● **Work instructions**: Return a copy of each line that holds the string "content".

● **Data items**:
▶
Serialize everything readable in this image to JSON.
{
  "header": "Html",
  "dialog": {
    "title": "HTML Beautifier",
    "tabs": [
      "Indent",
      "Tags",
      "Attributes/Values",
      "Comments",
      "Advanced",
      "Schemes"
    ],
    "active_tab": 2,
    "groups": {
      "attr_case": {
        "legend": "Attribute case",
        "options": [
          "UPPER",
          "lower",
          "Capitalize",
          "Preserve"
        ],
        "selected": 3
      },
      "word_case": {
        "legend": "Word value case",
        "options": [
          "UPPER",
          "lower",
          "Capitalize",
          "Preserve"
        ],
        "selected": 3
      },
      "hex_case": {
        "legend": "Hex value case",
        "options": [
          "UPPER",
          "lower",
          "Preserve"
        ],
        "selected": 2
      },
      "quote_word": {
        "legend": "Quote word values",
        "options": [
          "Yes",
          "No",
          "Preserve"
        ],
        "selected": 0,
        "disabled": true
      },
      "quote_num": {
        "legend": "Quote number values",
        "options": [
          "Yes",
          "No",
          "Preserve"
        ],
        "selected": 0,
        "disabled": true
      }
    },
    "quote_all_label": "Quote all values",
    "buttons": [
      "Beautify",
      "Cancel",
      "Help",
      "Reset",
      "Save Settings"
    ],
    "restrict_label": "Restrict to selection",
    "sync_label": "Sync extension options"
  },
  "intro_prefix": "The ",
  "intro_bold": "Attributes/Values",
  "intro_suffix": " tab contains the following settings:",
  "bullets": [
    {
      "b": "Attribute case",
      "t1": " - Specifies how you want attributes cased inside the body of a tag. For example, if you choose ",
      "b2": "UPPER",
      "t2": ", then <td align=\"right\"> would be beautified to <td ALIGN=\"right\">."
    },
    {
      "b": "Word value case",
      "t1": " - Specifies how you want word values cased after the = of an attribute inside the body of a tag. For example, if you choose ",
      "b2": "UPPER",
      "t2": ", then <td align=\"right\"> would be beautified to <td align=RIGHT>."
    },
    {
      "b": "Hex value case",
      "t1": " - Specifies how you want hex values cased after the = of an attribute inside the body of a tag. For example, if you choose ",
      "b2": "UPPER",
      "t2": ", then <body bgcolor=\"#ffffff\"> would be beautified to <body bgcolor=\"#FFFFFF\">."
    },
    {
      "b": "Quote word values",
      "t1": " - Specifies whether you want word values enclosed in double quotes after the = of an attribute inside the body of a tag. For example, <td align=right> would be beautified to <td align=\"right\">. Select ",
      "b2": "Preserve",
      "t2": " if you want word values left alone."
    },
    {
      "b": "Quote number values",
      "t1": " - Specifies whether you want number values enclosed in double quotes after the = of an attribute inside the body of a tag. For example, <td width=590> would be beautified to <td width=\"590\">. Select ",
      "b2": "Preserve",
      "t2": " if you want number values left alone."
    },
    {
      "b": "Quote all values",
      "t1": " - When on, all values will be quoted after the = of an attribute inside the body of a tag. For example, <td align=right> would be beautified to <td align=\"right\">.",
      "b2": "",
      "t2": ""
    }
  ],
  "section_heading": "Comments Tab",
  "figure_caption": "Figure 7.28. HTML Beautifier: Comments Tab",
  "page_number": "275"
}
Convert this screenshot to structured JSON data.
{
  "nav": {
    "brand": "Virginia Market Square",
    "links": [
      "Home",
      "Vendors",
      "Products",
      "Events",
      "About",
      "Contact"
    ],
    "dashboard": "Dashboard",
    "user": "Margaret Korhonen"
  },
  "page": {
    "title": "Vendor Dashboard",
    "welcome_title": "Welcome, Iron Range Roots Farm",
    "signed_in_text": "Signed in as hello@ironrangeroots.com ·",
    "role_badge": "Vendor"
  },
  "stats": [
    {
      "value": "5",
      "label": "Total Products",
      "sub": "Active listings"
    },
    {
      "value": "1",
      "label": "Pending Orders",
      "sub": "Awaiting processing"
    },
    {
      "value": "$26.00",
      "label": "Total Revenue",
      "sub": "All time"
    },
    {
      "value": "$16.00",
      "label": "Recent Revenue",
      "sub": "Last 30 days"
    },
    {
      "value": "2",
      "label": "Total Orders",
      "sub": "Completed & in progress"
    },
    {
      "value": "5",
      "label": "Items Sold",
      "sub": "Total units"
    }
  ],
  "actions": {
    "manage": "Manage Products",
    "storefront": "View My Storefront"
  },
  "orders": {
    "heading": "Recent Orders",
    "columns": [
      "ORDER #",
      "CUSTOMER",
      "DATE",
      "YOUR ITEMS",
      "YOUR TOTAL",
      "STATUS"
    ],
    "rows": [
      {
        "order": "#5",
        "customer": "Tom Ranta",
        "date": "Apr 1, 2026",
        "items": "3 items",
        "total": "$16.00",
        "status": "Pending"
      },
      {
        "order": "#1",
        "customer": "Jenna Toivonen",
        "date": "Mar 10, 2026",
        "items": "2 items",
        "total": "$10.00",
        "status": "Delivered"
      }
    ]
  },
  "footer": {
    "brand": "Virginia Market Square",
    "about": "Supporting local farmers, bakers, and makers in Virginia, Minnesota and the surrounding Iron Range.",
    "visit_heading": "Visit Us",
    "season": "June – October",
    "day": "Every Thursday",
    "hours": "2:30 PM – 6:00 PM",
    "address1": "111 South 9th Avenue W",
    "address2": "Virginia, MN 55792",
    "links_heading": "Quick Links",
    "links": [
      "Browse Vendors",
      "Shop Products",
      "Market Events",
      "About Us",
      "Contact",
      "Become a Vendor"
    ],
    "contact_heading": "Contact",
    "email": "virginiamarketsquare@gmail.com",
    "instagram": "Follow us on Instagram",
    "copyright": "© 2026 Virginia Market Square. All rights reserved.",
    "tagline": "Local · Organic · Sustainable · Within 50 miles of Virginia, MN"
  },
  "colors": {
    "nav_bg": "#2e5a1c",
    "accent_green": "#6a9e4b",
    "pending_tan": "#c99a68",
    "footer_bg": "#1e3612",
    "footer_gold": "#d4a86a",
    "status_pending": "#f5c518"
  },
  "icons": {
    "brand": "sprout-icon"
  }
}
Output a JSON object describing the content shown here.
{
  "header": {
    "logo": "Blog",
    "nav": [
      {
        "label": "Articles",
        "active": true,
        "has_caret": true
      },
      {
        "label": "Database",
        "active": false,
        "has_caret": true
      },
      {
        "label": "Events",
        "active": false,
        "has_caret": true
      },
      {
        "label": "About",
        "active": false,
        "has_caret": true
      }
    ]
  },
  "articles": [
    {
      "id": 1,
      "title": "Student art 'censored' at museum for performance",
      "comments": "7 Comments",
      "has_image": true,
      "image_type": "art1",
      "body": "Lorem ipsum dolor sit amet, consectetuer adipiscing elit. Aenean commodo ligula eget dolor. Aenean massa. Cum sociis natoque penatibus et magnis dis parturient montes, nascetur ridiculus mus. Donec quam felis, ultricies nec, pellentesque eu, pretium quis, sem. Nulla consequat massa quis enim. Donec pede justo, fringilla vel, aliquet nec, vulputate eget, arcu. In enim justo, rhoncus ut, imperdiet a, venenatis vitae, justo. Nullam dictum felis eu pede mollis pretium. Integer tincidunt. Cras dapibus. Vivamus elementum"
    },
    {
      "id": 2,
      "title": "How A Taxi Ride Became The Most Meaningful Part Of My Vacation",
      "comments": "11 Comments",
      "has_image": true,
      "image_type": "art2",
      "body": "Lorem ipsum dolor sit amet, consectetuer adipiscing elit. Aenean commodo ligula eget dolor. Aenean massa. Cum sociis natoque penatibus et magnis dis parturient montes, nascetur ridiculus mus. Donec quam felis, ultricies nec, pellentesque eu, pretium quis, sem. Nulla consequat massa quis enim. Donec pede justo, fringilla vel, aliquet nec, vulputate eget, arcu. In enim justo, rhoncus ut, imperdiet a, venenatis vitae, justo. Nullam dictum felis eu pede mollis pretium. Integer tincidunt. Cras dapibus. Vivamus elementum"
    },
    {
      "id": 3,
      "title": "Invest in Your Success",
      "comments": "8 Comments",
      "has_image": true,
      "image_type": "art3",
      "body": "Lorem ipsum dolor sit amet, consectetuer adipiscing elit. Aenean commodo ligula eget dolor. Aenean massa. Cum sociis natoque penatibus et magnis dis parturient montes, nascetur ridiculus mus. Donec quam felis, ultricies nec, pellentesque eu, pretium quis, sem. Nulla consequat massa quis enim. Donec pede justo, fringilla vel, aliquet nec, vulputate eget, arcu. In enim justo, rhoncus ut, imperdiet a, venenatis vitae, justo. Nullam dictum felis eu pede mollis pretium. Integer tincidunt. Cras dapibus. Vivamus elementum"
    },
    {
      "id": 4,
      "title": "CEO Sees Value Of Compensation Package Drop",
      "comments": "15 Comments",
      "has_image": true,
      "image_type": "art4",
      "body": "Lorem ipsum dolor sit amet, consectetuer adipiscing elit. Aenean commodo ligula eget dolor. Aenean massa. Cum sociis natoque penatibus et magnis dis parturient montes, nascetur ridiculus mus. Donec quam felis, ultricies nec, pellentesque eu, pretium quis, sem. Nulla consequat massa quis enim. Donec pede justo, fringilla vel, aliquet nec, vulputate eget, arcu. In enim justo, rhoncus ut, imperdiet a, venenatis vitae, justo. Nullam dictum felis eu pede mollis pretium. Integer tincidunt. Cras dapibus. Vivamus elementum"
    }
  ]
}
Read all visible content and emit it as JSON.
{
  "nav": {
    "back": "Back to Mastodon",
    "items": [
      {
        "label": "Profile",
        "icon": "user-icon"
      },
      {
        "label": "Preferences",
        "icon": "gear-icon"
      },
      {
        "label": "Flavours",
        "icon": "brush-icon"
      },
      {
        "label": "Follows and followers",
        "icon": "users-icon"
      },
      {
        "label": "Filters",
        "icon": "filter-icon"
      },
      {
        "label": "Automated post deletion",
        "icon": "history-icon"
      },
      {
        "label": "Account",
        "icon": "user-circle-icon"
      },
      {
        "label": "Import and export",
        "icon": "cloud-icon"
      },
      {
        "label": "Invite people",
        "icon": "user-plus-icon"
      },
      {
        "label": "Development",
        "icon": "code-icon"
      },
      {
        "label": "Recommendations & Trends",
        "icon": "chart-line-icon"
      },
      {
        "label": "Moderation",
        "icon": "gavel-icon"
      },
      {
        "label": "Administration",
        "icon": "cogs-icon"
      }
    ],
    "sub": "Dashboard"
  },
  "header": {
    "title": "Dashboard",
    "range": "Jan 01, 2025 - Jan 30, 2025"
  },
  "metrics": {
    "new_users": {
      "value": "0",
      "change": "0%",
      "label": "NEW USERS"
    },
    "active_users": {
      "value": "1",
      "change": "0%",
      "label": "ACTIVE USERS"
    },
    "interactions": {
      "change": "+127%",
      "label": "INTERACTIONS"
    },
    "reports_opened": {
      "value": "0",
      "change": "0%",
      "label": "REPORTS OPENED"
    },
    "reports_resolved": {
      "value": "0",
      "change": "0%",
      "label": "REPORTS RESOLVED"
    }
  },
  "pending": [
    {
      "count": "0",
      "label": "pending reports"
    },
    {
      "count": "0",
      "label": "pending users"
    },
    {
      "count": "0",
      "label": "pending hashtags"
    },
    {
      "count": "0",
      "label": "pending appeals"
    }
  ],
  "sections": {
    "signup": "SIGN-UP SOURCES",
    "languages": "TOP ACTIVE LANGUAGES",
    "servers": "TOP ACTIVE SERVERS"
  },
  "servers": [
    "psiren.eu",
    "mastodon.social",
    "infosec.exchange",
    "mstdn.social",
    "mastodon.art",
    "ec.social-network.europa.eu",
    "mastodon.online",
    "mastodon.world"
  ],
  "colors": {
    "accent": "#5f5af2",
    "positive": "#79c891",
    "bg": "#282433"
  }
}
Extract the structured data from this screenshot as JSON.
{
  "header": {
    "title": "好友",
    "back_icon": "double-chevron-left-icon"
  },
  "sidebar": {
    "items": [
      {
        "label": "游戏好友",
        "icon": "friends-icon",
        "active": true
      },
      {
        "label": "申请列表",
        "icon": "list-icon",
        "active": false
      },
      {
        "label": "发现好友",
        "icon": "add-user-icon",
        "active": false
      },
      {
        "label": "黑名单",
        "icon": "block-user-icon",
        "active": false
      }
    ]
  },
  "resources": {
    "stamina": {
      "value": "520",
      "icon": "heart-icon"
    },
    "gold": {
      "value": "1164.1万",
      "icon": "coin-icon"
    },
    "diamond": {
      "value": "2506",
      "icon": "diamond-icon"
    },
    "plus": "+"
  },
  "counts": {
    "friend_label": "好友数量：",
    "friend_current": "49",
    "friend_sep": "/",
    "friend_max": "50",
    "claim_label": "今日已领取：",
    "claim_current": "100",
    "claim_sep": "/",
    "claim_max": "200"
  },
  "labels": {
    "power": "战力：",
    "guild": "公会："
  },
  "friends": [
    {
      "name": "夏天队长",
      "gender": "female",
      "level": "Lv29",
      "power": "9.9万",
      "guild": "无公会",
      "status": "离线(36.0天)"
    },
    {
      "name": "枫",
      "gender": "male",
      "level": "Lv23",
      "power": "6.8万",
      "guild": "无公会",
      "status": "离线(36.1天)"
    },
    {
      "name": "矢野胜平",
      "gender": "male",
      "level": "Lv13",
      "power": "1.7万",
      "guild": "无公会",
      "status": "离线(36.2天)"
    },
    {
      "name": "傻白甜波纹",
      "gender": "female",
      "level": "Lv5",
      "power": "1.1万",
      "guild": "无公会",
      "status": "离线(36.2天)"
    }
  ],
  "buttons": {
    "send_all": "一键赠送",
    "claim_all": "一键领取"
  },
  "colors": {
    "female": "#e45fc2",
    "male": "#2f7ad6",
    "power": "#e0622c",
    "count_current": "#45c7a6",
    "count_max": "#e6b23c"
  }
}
◀
● **Written answer**:
Output a JSON object describing the content shown here.
Read all visible content and emit it as JSON.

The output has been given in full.